_WRITTEN PROBLEM:_ Write out the entries below once more, exactly, with the pictures left out.

######

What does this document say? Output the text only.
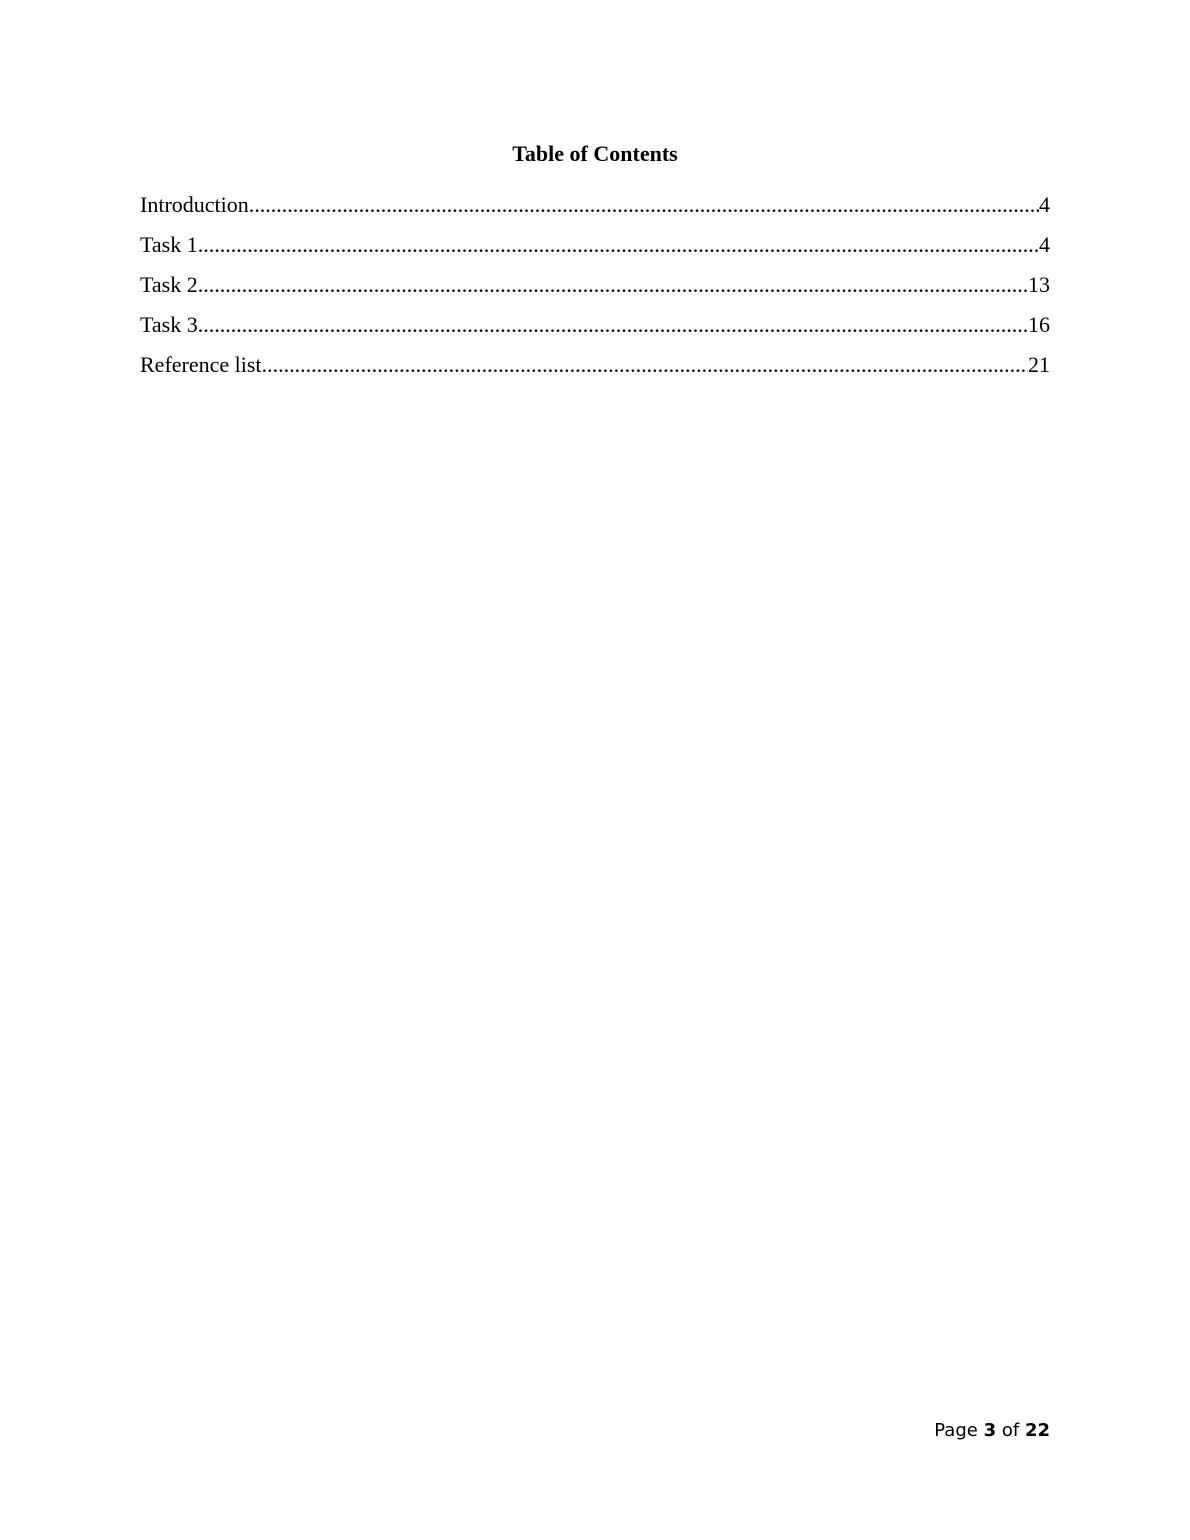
Table of Contents
Introduction .....	4
Task 1 .....	4
Task 2 .....	13
Task 3 .....	16
Reference list .....	21
Page 3 of 22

######

_ANSWER FOR THIS EXERCISE:_
What does this document say? Output the text only.
Table of Contents
Introduction .....	4
Task 1 .....	4
Task 2 .....	13
Task 3 .....	16
Reference list .....	21
Page 3 of 22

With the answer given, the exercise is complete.